From the records below, copy every line that contains the word "name".

EXCERPTED DATA:
··········
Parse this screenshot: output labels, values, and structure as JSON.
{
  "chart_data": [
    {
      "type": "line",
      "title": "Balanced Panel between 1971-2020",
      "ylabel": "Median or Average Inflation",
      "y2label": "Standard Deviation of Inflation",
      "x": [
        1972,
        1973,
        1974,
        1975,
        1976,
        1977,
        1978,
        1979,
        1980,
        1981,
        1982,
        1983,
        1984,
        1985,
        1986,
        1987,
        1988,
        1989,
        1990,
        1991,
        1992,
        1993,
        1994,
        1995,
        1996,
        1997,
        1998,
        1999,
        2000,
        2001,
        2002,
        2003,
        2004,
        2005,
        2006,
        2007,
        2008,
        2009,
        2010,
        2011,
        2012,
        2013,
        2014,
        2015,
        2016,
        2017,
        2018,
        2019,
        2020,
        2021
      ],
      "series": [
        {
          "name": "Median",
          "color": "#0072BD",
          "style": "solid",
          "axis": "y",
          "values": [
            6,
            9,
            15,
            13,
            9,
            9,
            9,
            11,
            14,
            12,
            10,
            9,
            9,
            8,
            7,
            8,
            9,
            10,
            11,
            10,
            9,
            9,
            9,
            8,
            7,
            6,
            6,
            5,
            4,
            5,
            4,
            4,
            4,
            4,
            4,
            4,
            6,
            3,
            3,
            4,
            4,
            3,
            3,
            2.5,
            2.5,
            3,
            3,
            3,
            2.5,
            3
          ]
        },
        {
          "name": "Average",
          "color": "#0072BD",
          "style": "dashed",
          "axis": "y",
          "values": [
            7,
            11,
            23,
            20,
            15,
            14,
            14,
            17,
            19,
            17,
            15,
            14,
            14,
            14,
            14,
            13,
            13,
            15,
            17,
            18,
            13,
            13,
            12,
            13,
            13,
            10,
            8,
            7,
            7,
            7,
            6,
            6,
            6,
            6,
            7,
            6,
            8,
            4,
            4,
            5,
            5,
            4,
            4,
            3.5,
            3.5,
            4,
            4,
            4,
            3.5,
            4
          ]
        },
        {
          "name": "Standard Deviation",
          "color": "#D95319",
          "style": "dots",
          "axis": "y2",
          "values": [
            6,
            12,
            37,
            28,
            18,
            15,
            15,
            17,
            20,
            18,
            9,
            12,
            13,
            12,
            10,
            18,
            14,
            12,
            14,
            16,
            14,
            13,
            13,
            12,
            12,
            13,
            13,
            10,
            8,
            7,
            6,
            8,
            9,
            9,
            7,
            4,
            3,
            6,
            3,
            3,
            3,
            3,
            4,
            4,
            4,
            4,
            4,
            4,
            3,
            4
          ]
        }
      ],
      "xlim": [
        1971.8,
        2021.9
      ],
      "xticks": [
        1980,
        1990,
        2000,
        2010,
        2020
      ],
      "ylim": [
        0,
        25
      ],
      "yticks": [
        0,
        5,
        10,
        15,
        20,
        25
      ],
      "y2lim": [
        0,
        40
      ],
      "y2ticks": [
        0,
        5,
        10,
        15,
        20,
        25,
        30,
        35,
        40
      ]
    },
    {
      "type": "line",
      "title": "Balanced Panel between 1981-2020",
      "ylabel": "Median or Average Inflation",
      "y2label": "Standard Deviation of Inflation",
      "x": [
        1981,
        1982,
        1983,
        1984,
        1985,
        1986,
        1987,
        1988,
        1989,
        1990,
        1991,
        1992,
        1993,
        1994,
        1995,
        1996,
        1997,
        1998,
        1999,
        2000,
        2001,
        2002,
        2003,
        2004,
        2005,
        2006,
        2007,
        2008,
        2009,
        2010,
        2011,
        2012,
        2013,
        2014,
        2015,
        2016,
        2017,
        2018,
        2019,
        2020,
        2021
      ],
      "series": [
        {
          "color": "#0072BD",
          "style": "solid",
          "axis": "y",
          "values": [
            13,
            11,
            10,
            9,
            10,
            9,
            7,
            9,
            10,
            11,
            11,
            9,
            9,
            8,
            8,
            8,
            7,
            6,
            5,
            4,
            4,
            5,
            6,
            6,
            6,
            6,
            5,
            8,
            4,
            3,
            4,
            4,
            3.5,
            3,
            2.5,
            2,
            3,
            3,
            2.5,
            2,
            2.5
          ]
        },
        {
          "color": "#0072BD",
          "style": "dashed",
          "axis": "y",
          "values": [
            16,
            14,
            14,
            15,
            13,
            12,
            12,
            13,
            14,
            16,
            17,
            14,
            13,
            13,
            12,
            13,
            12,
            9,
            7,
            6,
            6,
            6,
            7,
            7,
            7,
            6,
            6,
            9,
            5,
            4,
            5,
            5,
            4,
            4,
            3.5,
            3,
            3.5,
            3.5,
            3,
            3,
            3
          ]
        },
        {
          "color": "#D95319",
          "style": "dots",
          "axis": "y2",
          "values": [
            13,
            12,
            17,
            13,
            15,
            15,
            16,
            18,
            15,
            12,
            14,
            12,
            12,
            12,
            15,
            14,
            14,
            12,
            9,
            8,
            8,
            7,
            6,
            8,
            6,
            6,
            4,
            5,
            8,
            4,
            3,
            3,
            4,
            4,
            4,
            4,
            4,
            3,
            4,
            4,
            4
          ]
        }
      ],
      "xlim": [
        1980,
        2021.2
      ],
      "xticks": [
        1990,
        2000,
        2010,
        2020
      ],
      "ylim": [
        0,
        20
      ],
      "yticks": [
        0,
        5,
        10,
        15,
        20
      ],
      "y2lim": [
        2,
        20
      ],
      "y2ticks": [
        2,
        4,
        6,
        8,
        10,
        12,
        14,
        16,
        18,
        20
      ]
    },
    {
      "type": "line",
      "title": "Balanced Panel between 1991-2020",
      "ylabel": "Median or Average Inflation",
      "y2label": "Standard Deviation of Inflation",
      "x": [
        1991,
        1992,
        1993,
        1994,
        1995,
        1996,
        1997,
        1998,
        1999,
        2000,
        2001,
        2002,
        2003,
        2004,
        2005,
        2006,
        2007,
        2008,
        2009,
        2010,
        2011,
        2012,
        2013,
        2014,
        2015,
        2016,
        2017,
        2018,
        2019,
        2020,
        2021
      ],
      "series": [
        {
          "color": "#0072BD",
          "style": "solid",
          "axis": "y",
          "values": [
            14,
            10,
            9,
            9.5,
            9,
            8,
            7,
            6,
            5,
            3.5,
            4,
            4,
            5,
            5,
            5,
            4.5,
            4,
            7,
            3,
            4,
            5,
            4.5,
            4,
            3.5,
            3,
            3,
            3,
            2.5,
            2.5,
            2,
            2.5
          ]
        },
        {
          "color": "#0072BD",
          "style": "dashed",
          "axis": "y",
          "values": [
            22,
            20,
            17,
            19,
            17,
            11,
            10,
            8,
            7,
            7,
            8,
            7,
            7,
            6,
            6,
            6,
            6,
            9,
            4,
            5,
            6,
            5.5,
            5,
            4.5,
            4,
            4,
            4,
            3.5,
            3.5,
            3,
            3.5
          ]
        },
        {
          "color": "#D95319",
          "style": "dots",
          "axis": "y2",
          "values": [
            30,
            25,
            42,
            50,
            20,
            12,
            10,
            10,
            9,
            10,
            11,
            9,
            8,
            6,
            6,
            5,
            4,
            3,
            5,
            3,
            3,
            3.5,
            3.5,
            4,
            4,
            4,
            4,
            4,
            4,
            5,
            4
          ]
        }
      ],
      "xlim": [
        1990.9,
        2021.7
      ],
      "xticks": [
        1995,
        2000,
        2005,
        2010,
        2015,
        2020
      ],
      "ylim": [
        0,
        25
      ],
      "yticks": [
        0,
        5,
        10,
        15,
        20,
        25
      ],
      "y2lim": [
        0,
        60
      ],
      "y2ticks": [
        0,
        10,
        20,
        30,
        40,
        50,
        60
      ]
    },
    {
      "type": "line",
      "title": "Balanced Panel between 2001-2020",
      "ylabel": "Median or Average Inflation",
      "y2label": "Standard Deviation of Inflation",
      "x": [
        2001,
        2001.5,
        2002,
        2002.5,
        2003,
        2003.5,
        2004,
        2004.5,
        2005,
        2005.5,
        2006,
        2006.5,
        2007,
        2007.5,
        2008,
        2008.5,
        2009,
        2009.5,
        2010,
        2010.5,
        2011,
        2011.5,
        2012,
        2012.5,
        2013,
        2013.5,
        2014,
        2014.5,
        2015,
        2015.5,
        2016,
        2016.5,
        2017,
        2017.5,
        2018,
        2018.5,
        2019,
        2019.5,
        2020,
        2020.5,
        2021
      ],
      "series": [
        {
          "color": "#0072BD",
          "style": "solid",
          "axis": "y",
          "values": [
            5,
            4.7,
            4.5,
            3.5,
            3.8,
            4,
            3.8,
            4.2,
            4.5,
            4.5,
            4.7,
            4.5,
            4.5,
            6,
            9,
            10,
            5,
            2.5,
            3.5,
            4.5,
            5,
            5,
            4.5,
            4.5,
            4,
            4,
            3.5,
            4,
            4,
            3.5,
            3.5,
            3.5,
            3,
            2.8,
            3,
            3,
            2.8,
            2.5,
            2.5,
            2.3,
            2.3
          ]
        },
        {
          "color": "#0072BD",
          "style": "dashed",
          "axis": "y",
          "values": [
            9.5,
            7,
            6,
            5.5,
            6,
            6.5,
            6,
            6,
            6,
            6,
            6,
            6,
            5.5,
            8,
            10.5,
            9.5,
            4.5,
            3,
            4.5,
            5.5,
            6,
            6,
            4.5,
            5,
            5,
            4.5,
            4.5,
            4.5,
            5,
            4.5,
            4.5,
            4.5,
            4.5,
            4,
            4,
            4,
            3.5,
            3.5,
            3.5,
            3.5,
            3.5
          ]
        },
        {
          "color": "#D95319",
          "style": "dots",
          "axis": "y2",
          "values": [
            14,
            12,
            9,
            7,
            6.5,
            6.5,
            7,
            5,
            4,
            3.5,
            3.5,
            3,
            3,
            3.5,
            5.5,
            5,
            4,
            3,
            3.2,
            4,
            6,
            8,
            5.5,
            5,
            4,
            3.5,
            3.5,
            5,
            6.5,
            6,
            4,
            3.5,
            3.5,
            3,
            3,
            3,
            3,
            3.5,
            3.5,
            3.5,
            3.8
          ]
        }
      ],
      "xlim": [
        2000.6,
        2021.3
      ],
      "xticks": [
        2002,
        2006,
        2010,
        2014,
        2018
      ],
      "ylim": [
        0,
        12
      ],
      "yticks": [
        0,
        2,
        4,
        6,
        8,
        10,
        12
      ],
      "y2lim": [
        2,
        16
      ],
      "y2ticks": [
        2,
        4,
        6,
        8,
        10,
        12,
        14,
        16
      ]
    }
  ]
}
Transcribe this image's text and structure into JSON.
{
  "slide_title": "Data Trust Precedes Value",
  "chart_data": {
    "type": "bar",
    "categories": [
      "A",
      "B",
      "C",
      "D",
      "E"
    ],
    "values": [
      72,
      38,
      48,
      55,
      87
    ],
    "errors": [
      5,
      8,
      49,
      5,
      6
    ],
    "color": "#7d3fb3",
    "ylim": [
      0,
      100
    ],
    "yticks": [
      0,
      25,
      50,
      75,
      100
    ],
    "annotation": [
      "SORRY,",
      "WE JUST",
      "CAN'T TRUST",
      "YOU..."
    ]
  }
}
··········
TASK SOLUTION:
          "name": "Median",
          "name": "Average",
          "name": "Standard Deviation",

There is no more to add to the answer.